— BEGIN Working data —

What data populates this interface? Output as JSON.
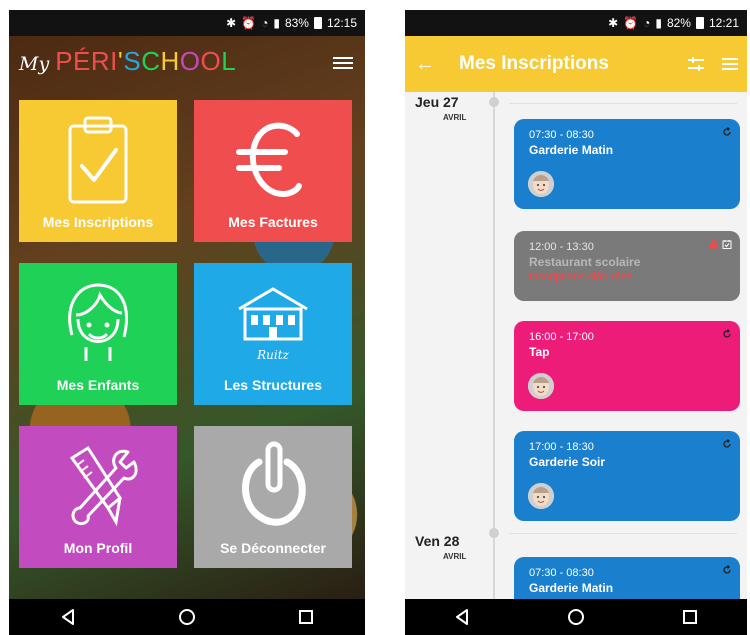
{
  "left": {
    "status": {
      "battery": "83%",
      "time": "12:15"
    },
    "logo": {
      "my": "My",
      "peri": "PÉRI'SCHOOL"
    },
    "tiles": [
      {
        "label": "Mes Inscriptions",
        "color": "#f7c932",
        "icon": "clipboard-check-icon"
      },
      {
        "label": "Mes Factures",
        "color": "#f04e4e",
        "icon": "euro-icon"
      },
      {
        "label": "Mes Enfants",
        "color": "#1fd157",
        "icon": "child-face-icon"
      },
      {
        "label": "Les Structures",
        "color": "#1fa9e6",
        "icon": "school-building-icon",
        "icon_caption": "Ruitz"
      },
      {
        "label": "Mon Profil",
        "color": "#c14bbf",
        "icon": "tools-icon"
      },
      {
        "label": "Se Déconnecter",
        "color": "#a9a9a9",
        "icon": "power-icon"
      }
    ]
  },
  "right": {
    "status": {
      "battery": "82%",
      "time": "12:21"
    },
    "appbar": {
      "title": "Mes Inscriptions",
      "color": "#f7c932"
    },
    "days": [
      {
        "name": "Jeu 27",
        "month": "AVRIL"
      },
      {
        "name": "Ven 28",
        "month": "AVRIL"
      }
    ],
    "cards": [
      {
        "time": "07:30 - 08:30",
        "name": "Garderie Matin",
        "sub": "",
        "color": "#1a7fcc"
      },
      {
        "time": "12:00 - 13:30",
        "name": "Restaurant scolaire",
        "sub": "Inscriptions clôturées",
        "color": "#7a7a7a"
      },
      {
        "time": "16:00 - 17:00",
        "name": "Tap",
        "sub": "",
        "color": "#ee1c79"
      },
      {
        "time": "17:00 - 18:30",
        "name": "Garderie Soir",
        "sub": "",
        "color": "#1a7fcc"
      },
      {
        "time": "07:30 - 08:30",
        "name": "Garderie Matin",
        "sub": "",
        "color": "#1a7fcc"
      }
    ]
  }
}
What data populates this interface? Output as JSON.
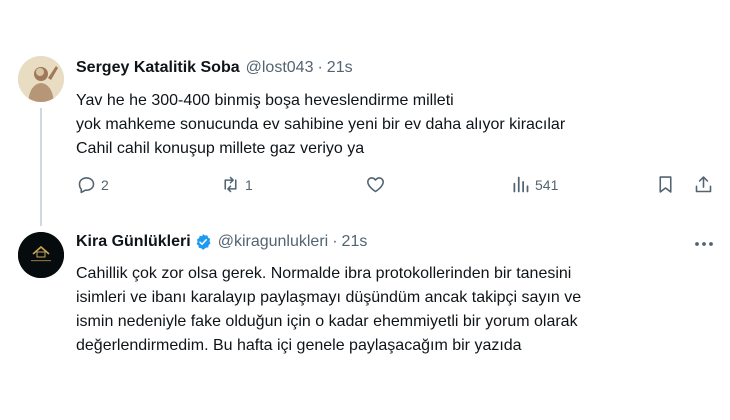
{
  "tweets": [
    {
      "author_name": "Sergey Katalitik Soba",
      "handle": "@lost043",
      "separator": "·",
      "time": "21s",
      "lines": [
        "Yav he he 300-400 binmiş boşa heveslendirme milleti",
        "yok mahkeme sonucunda ev sahibine yeni bir ev daha alıyor kiracılar",
        "Cahil cahil konuşup millete gaz veriyo ya"
      ],
      "reply_count": "2",
      "retweet_count": "1",
      "views_count": "541"
    },
    {
      "author_name": "Kira Günlükleri",
      "handle": "@kiragunlukleri",
      "separator": "·",
      "time": "21s",
      "verified": true,
      "lines": [
        "Cahillik çok zor olsa gerek.  Normalde ibra protokollerinden bir tanesini",
        "isimleri ve ibanı karalayıp paylaşmayı düşündüm ancak takipçi sayın ve",
        "ismin nedeniyle fake olduğun için o kadar ehemmiyetli bir yorum olarak",
        "değerlendirmedim.  Bu hafta içi genele paylaşacağım bir yazıda"
      ]
    }
  ],
  "icons": {
    "reply": "reply-icon",
    "retweet": "retweet-icon",
    "like": "heart-icon",
    "views": "views-icon",
    "bookmark": "bookmark-icon",
    "share": "share-icon",
    "verified": "verified-badge-icon",
    "more": "more-icon"
  },
  "colors": {
    "verified": "#1d9bf0",
    "secondary_text": "#536471",
    "text": "#0f1419"
  }
}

— END Working data —

What is required: Copy every entry word for word, but omit the pictures.

Solution below:
What data populates this interface? Output as JSON.
{
  "left": {
    "status": {
      "battery": "83%",
      "time": "12:15"
    },
    "logo": {
      "my": "My",
      "peri": "PÉRI'SCHOOL"
    },
    "tiles": [
      {
        "label": "Mes Inscriptions",
        "color": "#f7c932",
        "icon": "clipboard-check-icon"
      },
      {
        "label": "Mes Factures",
        "color": "#f04e4e",
        "icon": "euro-icon"
      },
      {
        "label": "Mes Enfants",
        "color": "#1fd157",
        "icon": "child-face-icon"
      },
      {
        "label": "Les Structures",
        "color": "#1fa9e6",
        "icon": "school-building-icon",
        "icon_caption": "Ruitz"
      },
      {
        "label": "Mon Profil",
        "color": "#c14bbf",
        "icon": "tools-icon"
      },
      {
        "label": "Se Déconnecter",
        "color": "#a9a9a9",
        "icon": "power-icon"
      }
    ]
  },
  "right": {
    "status": {
      "battery": "82%",
      "time": "12:21"
    },
    "appbar": {
      "title": "Mes Inscriptions",
      "color": "#f7c932"
    },
    "days": [
      {
        "name": "Jeu 27",
        "month": "AVRIL"
      },
      {
        "name": "Ven 28",
        "month": "AVRIL"
      }
    ],
    "cards": [
      {
        "time": "07:30 - 08:30",
        "name": "Garderie Matin",
        "sub": "",
        "color": "#1a7fcc"
      },
      {
        "time": "12:00 - 13:30",
        "name": "Restaurant scolaire",
        "sub": "Inscriptions clôturées",
        "color": "#7a7a7a"
      },
      {
        "time": "16:00 - 17:00",
        "name": "Tap",
        "sub": "",
        "color": "#ee1c79"
      },
      {
        "time": "17:00 - 18:30",
        "name": "Garderie Soir",
        "sub": "",
        "color": "#1a7fcc"
      },
      {
        "time": "07:30 - 08:30",
        "name": "Garderie Matin",
        "sub": "",
        "color": "#1a7fcc"
      }
    ]
  }
}
What data populates this interface? Output as JSON.
{
  "tweets": [
    {
      "author_name": "Sergey Katalitik Soba",
      "handle": "@lost043",
      "separator": "·",
      "time": "21s",
      "lines": [
        "Yav he he 300-400 binmiş boşa heveslendirme milleti",
        "yok mahkeme sonucunda ev sahibine yeni bir ev daha alıyor kiracılar",
        "Cahil cahil konuşup millete gaz veriyo ya"
      ],
      "reply_count": "2",
      "retweet_count": "1",
      "views_count": "541"
    },
    {
      "author_name": "Kira Günlükleri",
      "handle": "@kiragunlukleri",
      "separator": "·",
      "time": "21s",
      "verified": true,
      "lines": [
        "Cahillik çok zor olsa gerek.  Normalde ibra protokollerinden bir tanesini",
        "isimleri ve ibanı karalayıp paylaşmayı düşündüm ancak takipçi sayın ve",
        "ismin nedeniyle fake olduğun için o kadar ehemmiyetli bir yorum olarak",
        "değerlendirmedim.  Bu hafta içi genele paylaşacağım bir yazıda"
      ]
    }
  ],
  "icons": {
    "reply": "reply-icon",
    "retweet": "retweet-icon",
    "like": "heart-icon",
    "views": "views-icon",
    "bookmark": "bookmark-icon",
    "share": "share-icon",
    "verified": "verified-badge-icon",
    "more": "more-icon"
  },
  "colors": {
    "verified": "#1d9bf0",
    "secondary_text": "#536471",
    "text": "#0f1419"
  }
}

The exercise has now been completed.